* [EXCERPT]:
Farewell, Bob Hoskins
The charismatic round-faced character actor leaves us at the age of 71
Let’s get one thing straight first. Bob Hoskins wasn’t a cockney. He was raised in and around Finsbury Park. That’s north London, guv, and don’t you forget it. He was, however, properly working class. Nobody could confuse him with a member of the public school and RADA mob. The son of a lorry driver and bookkeeper, Bob left school at 16 and made ends meet as porter and a window-cleaner before a happy accident propelled him into the acting business. The story goes that he was waiting for a friend to finish an audition at the Unity Theatre in Kings Cross and was mistaken for the next actor up. He gave it a go and ended up getting the part for which his mate was trying out.
He was then in his mid-twenties. You can spot him in a few small roles for film and telly during the early 1970s. But it was his turn as a depressed music-sheet salesman in Dennis Potter’s Pennies From Heaven that really made his name. Indeed, despite his great success and his Oscar nomination for Neil Jordan’s Mona Lisa, that series still managed to crop up towards the top of many of today’s obituaries. He’s hard, but sad. He’s angry, but open to sentiment. You saw that character popping up repeatedly in Hoskins’s career: the compromised hard-nut in Mona Lisa, the ruthless villain in The Long Good Friday, even the confused private detective in Who Framed Roger Rabbit.
If we were in any doubt that Bob was among the premiere character actors of his generation then such questionings were dispersed by John Mackenzie’s The Long Good Friday. Released in 1979, the film competes convincingly for the title of best ever British gangster flick. (Though we could, of course, argue strongly for Get Carter, Brighton Rock and, well, Mona Lisa). The film also proved enormously prescient. Released in the year of Mrs Thatcher’s election, it foretold the rise of rapacious docklands development and the escalation of Irish Republican violence. Hoskins was cockily impressive throughout, but his silent resignation in the last scene — confronted by early Pierce Brosnan with a pistol — remains the best thing in the picture. (If you’ve never seen The Long Good Friday you may decide to ignore the video below.)

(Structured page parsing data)

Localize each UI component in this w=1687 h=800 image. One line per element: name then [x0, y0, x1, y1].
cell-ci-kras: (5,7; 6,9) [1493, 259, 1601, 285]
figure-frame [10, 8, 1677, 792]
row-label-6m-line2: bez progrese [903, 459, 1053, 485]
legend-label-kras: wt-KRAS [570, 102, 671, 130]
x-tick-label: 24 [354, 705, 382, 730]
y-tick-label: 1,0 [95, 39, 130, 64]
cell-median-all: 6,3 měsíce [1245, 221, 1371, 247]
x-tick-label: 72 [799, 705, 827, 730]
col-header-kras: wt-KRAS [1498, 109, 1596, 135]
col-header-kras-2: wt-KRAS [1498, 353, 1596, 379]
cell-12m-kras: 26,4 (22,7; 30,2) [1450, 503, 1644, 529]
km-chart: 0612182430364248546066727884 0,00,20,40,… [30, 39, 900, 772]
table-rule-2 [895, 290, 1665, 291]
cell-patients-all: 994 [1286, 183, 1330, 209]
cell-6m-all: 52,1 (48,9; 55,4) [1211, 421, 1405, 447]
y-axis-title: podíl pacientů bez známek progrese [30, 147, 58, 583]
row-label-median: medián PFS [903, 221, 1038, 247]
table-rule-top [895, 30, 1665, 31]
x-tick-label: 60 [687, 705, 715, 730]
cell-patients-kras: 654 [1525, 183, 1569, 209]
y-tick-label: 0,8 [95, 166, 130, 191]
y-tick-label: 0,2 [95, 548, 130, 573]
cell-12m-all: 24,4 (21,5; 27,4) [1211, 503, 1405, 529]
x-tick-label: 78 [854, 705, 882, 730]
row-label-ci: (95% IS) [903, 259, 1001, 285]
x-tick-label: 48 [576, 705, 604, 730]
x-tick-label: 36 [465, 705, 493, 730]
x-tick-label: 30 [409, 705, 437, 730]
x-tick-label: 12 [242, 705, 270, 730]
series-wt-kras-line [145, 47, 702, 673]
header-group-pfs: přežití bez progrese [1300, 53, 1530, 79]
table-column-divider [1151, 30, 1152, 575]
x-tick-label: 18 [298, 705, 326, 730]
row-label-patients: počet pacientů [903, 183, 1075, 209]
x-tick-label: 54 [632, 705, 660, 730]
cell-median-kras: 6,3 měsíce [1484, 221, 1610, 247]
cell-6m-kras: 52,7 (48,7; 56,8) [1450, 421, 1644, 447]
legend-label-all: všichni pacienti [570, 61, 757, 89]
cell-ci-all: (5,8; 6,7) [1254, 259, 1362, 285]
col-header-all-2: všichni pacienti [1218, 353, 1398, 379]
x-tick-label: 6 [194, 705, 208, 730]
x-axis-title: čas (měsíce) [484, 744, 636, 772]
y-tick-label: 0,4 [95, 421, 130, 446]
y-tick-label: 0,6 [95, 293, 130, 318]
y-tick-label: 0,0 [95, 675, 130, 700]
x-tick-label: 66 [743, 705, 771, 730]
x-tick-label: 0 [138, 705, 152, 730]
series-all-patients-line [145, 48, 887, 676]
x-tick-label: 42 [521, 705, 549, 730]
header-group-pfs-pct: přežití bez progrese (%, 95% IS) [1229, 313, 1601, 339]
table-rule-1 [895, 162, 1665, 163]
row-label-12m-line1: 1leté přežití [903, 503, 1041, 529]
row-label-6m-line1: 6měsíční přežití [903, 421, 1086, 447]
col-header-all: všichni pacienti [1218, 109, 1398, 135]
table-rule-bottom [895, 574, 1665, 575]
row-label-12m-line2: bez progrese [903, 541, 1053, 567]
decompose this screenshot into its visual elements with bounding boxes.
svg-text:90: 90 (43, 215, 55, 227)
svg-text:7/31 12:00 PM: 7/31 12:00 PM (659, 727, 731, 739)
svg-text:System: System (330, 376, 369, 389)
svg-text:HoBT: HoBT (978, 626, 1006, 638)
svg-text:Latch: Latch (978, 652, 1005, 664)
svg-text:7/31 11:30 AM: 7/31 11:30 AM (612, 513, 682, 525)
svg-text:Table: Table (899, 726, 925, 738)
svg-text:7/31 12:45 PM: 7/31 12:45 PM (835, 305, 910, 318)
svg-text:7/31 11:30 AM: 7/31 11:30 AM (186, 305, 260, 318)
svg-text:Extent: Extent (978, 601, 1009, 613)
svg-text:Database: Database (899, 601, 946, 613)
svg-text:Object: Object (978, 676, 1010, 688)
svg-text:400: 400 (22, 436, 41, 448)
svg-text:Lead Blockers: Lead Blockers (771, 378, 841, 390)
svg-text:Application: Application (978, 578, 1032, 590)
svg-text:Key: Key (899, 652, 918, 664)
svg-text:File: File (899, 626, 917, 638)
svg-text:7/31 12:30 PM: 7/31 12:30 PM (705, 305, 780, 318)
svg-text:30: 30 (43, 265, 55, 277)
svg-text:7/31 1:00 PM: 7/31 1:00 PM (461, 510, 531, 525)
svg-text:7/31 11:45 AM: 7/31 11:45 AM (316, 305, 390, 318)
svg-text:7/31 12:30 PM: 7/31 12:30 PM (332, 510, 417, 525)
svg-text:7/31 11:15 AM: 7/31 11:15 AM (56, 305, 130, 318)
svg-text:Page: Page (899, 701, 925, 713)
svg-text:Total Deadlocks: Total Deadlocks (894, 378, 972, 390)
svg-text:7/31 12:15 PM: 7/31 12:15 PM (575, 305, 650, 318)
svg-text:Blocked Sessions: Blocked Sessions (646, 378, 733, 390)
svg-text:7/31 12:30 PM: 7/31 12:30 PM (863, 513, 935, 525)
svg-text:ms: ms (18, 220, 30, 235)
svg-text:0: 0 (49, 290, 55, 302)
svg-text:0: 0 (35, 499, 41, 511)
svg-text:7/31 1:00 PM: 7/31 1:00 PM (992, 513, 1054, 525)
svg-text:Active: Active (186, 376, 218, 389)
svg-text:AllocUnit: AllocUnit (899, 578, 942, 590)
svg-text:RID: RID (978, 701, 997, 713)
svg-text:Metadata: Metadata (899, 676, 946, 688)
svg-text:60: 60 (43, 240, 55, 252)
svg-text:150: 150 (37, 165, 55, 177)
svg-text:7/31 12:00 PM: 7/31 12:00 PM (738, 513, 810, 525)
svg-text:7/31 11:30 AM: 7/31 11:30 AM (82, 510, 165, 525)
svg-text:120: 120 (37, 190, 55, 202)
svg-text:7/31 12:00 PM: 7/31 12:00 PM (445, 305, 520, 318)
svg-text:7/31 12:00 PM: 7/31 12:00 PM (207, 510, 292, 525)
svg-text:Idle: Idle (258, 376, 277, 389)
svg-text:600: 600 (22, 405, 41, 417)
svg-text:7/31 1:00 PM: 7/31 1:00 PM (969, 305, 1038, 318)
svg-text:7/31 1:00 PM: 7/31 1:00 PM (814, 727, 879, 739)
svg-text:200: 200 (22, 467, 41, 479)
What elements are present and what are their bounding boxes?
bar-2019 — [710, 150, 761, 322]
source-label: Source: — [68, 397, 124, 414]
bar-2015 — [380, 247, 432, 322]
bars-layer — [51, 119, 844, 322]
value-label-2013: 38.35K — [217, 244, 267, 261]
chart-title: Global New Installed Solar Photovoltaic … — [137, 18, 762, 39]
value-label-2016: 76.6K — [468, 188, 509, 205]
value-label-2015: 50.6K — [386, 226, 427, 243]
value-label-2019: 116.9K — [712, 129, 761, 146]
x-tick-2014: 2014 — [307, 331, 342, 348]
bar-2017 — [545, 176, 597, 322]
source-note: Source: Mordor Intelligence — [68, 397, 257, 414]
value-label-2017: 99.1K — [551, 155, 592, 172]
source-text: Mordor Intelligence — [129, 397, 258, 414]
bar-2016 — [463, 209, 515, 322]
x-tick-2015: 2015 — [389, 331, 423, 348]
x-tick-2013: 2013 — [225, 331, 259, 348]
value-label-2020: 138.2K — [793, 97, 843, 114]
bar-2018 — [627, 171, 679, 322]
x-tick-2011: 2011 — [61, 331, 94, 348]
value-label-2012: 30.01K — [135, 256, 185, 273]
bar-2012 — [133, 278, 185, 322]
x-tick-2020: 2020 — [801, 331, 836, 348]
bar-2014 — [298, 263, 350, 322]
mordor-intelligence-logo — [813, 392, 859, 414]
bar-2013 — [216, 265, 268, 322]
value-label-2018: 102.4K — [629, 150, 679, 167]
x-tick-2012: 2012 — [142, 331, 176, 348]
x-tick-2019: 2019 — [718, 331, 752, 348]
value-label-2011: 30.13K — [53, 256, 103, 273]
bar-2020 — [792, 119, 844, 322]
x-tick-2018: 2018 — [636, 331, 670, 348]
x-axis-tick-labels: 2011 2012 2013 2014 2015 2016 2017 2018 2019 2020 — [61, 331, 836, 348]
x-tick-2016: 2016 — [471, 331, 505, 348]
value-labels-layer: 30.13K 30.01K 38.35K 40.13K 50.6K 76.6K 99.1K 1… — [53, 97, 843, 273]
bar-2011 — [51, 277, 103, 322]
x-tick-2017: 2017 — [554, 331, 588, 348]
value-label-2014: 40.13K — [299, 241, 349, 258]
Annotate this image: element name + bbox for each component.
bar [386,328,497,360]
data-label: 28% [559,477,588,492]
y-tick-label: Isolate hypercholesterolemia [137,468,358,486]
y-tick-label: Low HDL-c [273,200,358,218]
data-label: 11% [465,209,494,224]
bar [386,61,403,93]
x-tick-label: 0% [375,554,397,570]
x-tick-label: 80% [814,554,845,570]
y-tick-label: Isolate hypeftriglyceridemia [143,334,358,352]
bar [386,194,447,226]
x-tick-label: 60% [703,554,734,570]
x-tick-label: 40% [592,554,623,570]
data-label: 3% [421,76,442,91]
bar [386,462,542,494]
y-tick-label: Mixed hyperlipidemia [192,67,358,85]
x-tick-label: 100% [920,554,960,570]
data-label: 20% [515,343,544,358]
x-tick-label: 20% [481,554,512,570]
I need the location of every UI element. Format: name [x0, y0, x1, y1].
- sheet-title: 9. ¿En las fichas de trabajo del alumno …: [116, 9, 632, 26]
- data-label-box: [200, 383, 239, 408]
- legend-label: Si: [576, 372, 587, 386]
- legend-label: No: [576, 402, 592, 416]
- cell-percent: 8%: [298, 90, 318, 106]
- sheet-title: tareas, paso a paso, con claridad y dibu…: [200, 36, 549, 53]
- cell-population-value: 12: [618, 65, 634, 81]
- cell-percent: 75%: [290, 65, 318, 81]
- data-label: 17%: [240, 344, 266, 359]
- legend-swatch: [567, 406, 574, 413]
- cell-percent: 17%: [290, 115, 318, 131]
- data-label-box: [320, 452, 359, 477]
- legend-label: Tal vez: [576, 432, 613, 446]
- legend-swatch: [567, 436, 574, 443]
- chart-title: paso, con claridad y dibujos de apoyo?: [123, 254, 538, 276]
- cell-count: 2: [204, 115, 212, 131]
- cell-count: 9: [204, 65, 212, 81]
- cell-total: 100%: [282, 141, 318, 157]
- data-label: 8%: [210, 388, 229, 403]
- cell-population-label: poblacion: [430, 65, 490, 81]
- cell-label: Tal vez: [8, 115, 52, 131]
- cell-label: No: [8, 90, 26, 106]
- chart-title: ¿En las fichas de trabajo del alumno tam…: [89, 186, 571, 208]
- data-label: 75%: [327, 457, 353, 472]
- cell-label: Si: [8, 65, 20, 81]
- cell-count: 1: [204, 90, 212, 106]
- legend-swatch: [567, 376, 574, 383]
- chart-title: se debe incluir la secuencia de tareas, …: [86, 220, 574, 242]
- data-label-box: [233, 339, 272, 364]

* [YOUR TASKS]:
(a) List every film named in the tribute to Bob Hoskins, leaving out the television series.
(b) Resume the tribute to Bob Hoskins, starting after its last sentence.

* [ANSWERS]:
(a) Mona Lisa, The Long Good Friday, Who Framed Roger Rabbit, Get Carter, Brighton Rock

(b)
After that Bob managed to engineer an ideal blend of earthy British leads and smaller turns in big-budget US films. The best scene in Oliver Stone’s tolerable Nixon sees Hoskins’s J Edgar Hoover contemplating the state of the nation while racehorses snort symbolically. He’s tremendous as a sweary Nikita Khrushchev in the otherwise unimpressive Enemy at the Gates. Also seek him out, among many contemporaries, in Fred Schepisi’s Last Orders and, convincingly Brummie, in Atom Egoyan’s Felicia’s Journey. We hardly need to mention the sad, dreamy Mona Lisa again.
I met him once and, happy to relate, he turned out to be a good egg. His dad was a communist and Bob harboured a distaste for right-wing snoots throughout his life. In an interview with the Guardian in 2011 he claimed that the person he hated most in the world was Tony Blair because he had “done more damage than Thatcher.” These days, we think of 71 as too young to die. That was certainly true in Hoskins’s case as he had the sort of talent that could be exploited deep into old age. There were still landscapes to be explored in that characterful face.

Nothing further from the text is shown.